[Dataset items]
..........
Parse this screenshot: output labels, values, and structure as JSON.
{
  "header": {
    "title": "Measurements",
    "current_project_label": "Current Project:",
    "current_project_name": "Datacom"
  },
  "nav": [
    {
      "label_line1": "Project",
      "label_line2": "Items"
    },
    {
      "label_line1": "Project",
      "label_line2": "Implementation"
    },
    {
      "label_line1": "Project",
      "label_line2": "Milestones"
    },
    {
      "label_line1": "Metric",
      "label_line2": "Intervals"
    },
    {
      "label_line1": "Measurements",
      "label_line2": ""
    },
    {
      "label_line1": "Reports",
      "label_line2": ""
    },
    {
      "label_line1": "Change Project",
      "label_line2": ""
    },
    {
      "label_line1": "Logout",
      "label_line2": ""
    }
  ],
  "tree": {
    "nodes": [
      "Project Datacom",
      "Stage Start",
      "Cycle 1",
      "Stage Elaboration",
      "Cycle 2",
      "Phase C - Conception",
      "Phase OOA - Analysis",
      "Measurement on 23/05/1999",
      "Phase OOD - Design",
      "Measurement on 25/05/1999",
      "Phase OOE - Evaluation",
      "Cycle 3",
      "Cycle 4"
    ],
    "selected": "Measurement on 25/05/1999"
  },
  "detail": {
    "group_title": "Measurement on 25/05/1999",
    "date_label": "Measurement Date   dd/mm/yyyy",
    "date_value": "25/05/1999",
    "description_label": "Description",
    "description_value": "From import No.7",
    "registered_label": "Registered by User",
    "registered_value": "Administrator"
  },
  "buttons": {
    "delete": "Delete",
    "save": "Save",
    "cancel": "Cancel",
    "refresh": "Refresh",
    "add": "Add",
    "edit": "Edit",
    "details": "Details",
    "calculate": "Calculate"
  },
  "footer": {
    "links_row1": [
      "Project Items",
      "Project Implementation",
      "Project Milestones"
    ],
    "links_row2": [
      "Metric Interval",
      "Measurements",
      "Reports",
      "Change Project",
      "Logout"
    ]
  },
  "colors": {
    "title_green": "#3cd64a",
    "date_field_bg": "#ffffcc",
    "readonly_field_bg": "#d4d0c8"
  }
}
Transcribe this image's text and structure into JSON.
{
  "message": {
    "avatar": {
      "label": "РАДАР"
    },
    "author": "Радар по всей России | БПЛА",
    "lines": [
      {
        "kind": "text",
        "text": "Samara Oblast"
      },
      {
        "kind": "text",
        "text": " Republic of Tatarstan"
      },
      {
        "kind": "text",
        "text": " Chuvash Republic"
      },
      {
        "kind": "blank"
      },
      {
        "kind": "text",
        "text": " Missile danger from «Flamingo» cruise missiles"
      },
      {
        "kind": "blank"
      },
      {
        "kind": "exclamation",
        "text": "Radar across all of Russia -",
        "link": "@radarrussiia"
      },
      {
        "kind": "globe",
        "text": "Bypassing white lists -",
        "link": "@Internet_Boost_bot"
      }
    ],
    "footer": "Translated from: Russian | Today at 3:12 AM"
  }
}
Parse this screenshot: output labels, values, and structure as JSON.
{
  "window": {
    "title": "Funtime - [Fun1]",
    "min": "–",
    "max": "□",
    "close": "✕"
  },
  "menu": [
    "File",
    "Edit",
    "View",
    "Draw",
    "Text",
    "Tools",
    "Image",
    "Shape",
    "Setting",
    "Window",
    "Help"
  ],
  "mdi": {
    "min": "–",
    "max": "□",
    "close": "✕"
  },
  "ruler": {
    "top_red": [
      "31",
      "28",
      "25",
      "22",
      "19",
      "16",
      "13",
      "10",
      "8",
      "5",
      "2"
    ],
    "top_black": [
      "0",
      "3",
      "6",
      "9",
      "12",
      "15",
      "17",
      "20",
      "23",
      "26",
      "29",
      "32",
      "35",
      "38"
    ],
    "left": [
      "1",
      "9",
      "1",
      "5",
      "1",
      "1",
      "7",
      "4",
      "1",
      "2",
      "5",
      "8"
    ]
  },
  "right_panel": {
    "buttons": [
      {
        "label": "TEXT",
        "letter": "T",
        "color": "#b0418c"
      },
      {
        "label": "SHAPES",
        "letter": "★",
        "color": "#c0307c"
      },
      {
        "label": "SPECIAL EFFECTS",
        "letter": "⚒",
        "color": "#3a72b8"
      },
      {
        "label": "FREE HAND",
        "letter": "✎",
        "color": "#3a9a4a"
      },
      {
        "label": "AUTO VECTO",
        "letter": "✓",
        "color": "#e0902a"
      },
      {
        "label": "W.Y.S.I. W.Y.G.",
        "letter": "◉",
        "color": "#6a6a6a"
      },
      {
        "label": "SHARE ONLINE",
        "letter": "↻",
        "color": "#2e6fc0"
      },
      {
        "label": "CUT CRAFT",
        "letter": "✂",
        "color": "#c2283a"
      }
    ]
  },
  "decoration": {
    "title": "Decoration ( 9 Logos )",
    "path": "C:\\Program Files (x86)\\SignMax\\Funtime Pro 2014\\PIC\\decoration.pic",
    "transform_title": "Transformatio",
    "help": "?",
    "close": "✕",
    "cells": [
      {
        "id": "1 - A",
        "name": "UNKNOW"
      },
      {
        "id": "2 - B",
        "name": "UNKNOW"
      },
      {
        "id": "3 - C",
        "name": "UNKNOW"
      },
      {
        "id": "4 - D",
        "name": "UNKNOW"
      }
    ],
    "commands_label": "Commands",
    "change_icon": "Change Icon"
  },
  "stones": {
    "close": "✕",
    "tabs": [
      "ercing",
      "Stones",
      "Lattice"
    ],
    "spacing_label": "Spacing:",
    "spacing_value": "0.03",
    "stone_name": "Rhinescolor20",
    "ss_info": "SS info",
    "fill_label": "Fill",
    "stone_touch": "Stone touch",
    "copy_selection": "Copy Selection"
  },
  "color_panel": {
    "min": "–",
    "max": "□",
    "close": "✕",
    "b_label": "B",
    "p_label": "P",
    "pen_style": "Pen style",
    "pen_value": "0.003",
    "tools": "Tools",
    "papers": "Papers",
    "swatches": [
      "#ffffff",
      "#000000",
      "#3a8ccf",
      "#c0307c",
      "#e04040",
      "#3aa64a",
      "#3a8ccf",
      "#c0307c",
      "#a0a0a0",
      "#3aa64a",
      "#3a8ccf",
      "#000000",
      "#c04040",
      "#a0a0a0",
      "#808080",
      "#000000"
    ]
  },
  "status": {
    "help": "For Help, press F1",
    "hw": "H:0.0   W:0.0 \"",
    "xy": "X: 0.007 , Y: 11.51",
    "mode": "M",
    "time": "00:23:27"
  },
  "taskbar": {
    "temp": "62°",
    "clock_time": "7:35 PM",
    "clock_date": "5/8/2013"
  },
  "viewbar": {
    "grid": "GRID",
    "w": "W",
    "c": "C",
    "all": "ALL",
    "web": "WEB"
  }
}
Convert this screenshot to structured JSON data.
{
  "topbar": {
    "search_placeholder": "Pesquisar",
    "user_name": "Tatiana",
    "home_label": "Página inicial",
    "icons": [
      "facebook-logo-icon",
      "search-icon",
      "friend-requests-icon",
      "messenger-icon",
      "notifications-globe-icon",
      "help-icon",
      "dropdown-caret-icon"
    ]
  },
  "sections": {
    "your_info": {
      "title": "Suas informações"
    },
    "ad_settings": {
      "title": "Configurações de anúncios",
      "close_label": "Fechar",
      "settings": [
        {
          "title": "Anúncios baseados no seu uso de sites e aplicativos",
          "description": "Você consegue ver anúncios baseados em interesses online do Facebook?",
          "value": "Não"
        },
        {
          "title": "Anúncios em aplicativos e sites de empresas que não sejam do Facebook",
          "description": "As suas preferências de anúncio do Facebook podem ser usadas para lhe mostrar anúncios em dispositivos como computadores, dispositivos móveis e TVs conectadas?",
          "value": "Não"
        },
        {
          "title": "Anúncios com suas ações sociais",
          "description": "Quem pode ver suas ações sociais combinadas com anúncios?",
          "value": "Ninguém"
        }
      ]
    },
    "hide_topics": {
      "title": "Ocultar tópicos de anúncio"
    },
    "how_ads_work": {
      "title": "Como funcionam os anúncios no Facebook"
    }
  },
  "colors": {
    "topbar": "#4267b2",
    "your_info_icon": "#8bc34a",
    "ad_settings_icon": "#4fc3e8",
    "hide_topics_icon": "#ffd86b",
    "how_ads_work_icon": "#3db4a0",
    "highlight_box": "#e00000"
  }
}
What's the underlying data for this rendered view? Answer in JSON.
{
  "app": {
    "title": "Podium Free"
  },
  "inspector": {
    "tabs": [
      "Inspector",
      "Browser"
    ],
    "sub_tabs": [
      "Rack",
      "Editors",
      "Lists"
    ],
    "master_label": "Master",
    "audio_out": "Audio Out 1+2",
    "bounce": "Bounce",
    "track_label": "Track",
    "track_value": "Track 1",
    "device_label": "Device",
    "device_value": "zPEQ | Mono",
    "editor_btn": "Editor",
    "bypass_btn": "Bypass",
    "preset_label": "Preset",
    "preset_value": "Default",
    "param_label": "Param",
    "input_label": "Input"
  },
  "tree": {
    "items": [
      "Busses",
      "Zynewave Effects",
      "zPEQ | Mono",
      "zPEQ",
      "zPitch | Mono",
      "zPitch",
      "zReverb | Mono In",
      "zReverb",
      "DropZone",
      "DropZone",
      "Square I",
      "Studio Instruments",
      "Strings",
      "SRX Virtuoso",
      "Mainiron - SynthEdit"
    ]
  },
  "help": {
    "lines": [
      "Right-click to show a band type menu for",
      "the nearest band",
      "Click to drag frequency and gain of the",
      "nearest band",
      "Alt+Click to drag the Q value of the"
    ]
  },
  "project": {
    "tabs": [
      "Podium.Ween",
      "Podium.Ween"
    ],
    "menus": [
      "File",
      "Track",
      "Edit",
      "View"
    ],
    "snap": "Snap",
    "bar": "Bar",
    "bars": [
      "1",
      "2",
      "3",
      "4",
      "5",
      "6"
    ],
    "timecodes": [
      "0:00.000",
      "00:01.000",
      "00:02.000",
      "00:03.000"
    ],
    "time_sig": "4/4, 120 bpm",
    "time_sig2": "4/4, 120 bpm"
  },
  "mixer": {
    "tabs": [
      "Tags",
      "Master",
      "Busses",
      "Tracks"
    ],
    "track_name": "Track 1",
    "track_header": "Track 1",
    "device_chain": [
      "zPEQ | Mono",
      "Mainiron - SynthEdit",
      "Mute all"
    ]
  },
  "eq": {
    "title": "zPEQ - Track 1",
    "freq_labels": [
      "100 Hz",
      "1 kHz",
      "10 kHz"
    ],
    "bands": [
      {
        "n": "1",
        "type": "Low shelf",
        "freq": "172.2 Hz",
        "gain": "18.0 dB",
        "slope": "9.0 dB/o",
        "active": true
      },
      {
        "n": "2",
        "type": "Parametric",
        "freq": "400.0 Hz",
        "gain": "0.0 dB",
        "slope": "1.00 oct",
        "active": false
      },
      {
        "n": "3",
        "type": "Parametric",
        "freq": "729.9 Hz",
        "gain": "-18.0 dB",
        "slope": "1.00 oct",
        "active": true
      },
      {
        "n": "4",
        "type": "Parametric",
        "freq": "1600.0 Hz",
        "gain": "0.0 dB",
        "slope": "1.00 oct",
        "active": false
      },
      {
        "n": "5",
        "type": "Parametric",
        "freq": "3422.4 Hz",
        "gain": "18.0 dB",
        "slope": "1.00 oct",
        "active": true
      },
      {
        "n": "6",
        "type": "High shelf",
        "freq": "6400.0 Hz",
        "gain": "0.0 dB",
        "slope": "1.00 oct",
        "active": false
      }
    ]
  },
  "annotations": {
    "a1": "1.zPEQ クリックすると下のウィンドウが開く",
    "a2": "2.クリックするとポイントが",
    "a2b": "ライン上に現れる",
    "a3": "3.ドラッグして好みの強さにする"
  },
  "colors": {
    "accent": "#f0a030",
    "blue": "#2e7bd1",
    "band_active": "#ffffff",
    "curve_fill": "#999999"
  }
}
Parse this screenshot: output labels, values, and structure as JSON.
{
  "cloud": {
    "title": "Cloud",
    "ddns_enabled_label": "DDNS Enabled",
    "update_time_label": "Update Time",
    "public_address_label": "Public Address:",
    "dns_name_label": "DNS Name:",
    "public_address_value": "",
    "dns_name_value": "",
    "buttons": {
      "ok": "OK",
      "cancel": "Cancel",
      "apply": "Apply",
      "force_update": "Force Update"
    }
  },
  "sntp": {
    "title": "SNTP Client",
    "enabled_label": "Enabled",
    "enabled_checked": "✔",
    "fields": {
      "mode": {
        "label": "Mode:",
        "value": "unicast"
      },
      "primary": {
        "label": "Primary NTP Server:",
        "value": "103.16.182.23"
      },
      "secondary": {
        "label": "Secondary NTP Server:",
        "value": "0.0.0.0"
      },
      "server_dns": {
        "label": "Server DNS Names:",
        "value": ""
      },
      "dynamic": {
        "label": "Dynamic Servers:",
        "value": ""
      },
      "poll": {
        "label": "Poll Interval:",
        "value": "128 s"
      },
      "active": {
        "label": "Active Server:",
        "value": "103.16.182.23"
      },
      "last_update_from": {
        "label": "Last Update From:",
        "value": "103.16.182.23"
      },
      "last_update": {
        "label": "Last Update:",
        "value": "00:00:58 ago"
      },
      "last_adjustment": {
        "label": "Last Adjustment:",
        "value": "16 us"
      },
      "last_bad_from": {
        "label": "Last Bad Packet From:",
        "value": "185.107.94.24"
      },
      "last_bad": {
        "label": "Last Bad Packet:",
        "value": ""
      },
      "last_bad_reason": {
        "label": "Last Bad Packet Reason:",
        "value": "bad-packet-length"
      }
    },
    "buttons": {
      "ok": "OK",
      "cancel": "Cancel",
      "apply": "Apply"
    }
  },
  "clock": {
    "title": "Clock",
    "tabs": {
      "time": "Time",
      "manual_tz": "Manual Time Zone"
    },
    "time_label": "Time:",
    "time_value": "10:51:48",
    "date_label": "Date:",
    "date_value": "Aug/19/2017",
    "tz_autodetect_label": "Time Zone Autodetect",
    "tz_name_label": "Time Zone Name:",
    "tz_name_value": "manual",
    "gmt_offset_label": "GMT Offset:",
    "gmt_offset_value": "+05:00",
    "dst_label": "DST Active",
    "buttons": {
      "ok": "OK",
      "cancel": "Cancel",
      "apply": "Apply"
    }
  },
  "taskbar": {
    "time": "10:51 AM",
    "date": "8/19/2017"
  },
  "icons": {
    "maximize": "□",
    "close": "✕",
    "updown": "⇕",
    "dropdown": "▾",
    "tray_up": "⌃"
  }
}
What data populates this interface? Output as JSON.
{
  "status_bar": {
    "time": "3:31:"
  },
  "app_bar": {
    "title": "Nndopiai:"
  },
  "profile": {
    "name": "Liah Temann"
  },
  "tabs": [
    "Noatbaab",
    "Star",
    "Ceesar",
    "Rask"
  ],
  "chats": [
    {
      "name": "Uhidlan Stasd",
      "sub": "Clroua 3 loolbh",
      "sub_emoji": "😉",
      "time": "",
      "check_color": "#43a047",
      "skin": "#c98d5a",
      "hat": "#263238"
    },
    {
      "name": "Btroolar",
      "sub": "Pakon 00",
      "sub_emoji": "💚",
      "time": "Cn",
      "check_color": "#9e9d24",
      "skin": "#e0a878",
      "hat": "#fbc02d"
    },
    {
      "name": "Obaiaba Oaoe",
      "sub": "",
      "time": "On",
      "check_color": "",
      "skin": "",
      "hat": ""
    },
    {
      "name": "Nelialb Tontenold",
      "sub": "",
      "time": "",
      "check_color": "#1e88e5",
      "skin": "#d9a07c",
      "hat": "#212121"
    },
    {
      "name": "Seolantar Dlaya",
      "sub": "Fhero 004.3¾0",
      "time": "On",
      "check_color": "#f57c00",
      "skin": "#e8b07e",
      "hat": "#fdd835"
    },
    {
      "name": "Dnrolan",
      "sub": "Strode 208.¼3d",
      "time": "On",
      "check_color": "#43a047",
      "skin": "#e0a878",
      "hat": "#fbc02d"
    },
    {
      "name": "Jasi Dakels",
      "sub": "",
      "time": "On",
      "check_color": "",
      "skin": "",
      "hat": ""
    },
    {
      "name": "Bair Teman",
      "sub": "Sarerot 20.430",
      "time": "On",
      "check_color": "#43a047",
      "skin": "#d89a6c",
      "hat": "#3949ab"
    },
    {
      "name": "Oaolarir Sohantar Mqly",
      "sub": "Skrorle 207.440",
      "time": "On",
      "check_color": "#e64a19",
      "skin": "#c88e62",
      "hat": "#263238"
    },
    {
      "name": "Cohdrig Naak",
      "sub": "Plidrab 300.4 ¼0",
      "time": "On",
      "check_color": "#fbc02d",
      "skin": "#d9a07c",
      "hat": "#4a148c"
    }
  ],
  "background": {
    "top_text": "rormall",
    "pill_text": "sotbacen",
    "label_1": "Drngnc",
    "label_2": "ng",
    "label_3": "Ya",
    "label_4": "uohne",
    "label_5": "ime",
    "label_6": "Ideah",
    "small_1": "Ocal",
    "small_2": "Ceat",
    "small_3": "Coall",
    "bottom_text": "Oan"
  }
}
..........
Go through the records above, find every line with the word "skin", and list those lines.

      "skin": "#c98d5a",
      "skin": "#e0a878",
      "skin": "",
      "skin": "#d9a07c",
      "skin": "#e8b07e",
      "skin": "#e0a878",
      "skin": "",
      "skin": "#d89a6c",
      "skin": "#c88e62",
      "skin": "#d9a07c",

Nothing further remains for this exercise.